PROBLEM: From the listing below, select every line where the word "BINANCE" appears.

SOURCE DATA:
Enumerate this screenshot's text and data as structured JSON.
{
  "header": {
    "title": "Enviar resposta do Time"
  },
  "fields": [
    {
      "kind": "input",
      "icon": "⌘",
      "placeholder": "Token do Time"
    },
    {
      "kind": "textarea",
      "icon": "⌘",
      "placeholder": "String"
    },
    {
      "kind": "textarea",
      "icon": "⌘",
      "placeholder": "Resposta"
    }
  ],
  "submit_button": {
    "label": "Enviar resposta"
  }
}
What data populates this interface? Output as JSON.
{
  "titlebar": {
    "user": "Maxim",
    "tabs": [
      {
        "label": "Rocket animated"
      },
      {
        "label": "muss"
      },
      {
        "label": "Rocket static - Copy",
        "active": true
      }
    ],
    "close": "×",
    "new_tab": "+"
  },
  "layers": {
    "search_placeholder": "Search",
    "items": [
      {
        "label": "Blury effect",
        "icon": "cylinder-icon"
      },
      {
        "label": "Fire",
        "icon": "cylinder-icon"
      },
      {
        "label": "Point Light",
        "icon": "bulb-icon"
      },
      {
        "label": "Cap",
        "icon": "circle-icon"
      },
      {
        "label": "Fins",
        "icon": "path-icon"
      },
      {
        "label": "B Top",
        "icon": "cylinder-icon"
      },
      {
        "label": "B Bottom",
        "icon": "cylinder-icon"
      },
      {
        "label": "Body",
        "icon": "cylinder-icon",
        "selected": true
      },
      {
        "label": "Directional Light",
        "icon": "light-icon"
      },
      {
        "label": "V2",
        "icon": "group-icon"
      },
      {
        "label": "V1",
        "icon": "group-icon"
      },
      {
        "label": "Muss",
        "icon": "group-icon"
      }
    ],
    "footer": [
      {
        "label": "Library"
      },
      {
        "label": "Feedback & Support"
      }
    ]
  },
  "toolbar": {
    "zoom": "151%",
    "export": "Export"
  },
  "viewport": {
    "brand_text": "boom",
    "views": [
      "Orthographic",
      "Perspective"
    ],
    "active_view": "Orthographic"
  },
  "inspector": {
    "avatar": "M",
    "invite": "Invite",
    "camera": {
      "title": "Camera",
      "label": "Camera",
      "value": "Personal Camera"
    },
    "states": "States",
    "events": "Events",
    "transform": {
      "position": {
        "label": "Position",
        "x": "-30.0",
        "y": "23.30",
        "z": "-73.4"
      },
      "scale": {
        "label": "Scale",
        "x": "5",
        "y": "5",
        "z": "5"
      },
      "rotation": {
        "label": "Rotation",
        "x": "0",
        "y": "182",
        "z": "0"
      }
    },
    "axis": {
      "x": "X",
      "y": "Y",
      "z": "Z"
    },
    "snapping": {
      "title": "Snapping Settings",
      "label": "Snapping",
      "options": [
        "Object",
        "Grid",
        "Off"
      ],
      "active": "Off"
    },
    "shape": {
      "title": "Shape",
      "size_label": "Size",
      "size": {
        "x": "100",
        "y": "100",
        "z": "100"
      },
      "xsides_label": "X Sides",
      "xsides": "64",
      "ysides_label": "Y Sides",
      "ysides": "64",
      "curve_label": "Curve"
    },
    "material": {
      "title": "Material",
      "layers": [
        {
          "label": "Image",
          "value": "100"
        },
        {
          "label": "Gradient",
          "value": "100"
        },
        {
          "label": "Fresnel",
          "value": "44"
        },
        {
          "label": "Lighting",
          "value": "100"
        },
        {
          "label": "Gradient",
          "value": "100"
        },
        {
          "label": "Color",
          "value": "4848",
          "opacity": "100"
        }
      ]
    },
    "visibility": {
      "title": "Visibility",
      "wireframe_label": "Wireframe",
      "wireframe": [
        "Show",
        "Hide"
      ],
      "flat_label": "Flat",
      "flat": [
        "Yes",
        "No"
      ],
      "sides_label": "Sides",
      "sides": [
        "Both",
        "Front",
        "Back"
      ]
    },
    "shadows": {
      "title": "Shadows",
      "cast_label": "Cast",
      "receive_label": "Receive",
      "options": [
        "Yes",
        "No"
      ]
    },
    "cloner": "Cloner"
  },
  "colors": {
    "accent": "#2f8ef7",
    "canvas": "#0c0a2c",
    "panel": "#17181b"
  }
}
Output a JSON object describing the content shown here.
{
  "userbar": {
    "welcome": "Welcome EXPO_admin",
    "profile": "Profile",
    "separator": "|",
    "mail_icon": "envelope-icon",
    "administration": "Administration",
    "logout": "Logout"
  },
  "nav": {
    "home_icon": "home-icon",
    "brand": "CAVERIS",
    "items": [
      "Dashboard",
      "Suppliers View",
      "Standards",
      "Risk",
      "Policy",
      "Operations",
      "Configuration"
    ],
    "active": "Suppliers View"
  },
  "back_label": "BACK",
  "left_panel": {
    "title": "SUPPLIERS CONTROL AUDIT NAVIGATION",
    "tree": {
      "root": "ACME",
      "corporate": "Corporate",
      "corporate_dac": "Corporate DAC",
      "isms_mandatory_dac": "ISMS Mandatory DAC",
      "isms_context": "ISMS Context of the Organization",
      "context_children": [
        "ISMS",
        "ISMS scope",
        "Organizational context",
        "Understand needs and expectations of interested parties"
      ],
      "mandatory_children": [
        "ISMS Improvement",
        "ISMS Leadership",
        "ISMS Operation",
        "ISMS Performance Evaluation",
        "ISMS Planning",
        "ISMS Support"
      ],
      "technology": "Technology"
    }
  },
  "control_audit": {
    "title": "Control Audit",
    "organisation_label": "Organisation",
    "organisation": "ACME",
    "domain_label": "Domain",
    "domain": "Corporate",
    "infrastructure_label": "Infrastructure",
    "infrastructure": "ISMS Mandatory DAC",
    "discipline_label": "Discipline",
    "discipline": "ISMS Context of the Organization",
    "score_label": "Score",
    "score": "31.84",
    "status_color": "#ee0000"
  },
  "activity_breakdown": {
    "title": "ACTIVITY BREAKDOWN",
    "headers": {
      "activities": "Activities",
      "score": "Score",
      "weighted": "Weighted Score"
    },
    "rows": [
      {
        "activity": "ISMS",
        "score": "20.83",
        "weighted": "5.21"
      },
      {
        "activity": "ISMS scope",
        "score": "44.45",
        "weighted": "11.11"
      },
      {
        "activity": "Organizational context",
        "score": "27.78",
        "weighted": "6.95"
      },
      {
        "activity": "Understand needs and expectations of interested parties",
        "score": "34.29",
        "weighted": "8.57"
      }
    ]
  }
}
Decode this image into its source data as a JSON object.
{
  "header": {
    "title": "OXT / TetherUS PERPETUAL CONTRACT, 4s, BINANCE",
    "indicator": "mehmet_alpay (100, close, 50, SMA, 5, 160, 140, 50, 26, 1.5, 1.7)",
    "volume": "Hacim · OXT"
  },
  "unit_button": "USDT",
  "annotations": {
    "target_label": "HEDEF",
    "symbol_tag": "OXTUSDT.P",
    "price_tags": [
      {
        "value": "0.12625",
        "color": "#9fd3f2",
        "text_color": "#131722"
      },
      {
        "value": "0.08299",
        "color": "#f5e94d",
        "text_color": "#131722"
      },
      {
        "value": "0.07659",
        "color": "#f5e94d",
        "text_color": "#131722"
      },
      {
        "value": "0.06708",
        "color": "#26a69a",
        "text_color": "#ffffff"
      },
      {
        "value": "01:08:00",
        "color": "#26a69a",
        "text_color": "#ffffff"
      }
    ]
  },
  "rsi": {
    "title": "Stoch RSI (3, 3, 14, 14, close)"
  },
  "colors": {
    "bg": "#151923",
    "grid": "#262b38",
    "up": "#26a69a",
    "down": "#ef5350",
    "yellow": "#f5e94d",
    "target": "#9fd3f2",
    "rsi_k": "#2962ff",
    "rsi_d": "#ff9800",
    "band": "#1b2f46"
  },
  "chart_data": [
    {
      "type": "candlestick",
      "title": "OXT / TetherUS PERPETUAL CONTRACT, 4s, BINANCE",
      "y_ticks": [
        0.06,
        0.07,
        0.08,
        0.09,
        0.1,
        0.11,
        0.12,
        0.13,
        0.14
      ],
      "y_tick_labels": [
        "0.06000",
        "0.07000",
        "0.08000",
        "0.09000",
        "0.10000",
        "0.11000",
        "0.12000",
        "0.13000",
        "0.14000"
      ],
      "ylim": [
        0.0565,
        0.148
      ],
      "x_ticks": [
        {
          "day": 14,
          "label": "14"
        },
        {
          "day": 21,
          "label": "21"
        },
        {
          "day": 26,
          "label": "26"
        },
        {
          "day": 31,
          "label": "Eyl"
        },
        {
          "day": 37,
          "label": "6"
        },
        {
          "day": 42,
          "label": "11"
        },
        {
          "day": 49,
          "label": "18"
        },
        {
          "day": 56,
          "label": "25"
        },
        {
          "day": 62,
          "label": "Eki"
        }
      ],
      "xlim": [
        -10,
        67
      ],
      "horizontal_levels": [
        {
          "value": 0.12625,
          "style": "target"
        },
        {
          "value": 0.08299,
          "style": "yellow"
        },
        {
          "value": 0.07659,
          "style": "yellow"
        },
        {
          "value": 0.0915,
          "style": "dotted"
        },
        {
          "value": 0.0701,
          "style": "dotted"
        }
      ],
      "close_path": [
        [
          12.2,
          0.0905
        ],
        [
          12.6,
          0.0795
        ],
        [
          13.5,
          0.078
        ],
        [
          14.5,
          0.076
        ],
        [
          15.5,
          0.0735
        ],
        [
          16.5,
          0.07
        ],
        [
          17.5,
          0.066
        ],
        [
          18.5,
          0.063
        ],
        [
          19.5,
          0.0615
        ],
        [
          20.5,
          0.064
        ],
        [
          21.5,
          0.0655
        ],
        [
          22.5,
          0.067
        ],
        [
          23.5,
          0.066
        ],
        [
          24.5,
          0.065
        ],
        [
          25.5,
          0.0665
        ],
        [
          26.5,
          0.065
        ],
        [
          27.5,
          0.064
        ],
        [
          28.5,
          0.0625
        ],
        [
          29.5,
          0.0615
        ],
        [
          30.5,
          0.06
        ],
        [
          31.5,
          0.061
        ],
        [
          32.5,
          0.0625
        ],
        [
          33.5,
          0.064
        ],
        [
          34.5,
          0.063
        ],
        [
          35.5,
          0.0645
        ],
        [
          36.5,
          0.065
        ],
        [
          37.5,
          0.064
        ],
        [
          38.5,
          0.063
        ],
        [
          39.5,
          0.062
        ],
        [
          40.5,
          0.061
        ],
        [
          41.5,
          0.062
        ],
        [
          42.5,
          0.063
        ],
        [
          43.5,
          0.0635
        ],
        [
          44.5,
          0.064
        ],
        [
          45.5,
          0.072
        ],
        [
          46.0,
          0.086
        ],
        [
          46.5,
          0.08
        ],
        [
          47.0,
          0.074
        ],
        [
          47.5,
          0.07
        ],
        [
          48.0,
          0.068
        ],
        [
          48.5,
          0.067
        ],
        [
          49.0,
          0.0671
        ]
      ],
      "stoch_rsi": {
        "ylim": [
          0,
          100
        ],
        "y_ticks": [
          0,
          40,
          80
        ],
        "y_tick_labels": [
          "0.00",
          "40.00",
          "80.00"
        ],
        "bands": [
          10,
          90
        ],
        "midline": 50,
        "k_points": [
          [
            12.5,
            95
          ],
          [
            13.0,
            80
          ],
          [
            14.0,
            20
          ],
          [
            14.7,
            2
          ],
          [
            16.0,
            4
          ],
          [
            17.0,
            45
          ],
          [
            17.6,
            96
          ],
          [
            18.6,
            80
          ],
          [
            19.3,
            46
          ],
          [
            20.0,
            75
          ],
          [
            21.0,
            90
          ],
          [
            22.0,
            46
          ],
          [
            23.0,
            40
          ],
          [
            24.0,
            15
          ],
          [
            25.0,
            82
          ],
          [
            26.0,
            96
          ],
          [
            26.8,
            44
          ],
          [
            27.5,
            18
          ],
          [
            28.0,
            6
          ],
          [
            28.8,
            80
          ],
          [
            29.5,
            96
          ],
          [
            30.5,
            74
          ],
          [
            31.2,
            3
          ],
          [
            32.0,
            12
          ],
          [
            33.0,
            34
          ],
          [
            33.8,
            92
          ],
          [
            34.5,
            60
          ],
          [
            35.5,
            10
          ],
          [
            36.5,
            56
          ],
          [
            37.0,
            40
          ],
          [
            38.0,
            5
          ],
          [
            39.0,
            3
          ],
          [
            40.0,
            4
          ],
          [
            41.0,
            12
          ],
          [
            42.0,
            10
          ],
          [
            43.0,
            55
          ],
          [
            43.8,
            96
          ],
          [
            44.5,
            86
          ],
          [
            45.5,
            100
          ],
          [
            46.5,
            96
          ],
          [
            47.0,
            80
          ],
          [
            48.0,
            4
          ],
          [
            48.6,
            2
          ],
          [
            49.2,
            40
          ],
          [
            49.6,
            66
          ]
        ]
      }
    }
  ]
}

FINAL ANSWER:
    "title": "OXT / TetherUS PERPETUAL CONTRACT, 4s, BINANCE",
      "title": "OXT / TetherUS PERPETUAL CONTRACT, 4s, BINANCE",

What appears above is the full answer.